Type the records out again in full, exactly.
[Start Records to process]
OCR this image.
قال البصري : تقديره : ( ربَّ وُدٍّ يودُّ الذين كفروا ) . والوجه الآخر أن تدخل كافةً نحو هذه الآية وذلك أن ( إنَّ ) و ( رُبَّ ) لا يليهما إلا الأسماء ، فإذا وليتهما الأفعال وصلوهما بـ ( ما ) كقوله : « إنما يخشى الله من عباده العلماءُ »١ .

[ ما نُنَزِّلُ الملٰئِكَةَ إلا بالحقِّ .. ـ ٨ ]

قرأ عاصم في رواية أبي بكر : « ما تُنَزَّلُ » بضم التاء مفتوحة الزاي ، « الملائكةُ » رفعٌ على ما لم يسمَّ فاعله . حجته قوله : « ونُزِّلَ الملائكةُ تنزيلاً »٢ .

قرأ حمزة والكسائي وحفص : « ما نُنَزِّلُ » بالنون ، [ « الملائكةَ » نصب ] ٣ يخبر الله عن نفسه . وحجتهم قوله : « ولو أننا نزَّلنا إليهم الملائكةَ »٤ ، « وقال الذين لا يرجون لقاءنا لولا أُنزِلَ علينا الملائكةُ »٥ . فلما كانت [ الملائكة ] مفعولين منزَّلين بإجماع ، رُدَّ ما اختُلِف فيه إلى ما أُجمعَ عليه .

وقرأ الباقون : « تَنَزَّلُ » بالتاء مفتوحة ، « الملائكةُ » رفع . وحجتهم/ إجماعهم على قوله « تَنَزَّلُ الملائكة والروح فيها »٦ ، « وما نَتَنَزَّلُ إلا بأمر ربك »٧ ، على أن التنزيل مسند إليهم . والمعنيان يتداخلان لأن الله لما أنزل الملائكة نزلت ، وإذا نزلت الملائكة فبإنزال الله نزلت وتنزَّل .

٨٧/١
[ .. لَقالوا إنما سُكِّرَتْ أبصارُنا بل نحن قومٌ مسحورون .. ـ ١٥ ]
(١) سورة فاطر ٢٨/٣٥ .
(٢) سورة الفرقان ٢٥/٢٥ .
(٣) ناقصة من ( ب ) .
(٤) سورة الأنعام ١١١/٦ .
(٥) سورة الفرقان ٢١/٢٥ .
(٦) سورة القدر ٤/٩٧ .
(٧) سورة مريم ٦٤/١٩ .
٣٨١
[End Records to process]
→ **Answer to this task**
OCR this image.
قال البصري : تقديره : ( ربَّ وُدٍّ يودُّ الذين كفروا ) . والوجه الآخر أن تدخل كافةً نحو هذه الآية وذلك أن ( إنَّ ) و ( رُبَّ ) لا يليهما إلا الأسماء ، فإذا وليتهما الأفعال وصلوهما بـ ( ما ) كقوله : « إنما يخشى الله من عباده العلماءُ »١ .

[ ما نُنَزِّلُ الملٰئِكَةَ إلا بالحقِّ .. ـ ٨ ]

قرأ عاصم في رواية أبي بكر : « ما تُنَزَّلُ » بضم التاء مفتوحة الزاي ، « الملائكةُ » رفعٌ على ما لم يسمَّ فاعله . حجته قوله : « ونُزِّلَ الملائكةُ تنزيلاً »٢ .

قرأ حمزة والكسائي وحفص : « ما نُنَزِّلُ » بالنون ، [ « الملائكةَ » نصب ] ٣ يخبر الله عن نفسه . وحجتهم قوله : « ولو أننا نزَّلنا إليهم الملائكةَ »٤ ، « وقال الذين لا يرجون لقاءنا لولا أُنزِلَ علينا الملائكةُ »٥ . فلما كانت [ الملائكة ] مفعولين منزَّلين بإجماع ، رُدَّ ما اختُلِف فيه إلى ما أُجمعَ عليه .

وقرأ الباقون : « تَنَزَّلُ » بالتاء مفتوحة ، « الملائكةُ » رفع . وحجتهم/ إجماعهم على قوله « تَنَزَّلُ الملائكة والروح فيها »٦ ، « وما نَتَنَزَّلُ إلا بأمر ربك »٧ ، على أن التنزيل مسند إليهم . والمعنيان يتداخلان لأن الله لما أنزل الملائكة نزلت ، وإذا نزلت الملائكة فبإنزال الله نزلت وتنزَّل .

٨٧/١
[ .. لَقالوا إنما سُكِّرَتْ أبصارُنا بل نحن قومٌ مسحورون .. ـ ١٥ ]
(١) سورة فاطر ٢٨/٣٥ .
(٢) سورة الفرقان ٢٥/٢٥ .
(٣) ناقصة من ( ب ) .
(٤) سورة الأنعام ١١١/٦ .
(٥) سورة الفرقان ٢١/٢٥ .
(٦) سورة القدر ٤/٩٧ .
(٧) سورة مريم ٦٤/١٩ .
٣٨١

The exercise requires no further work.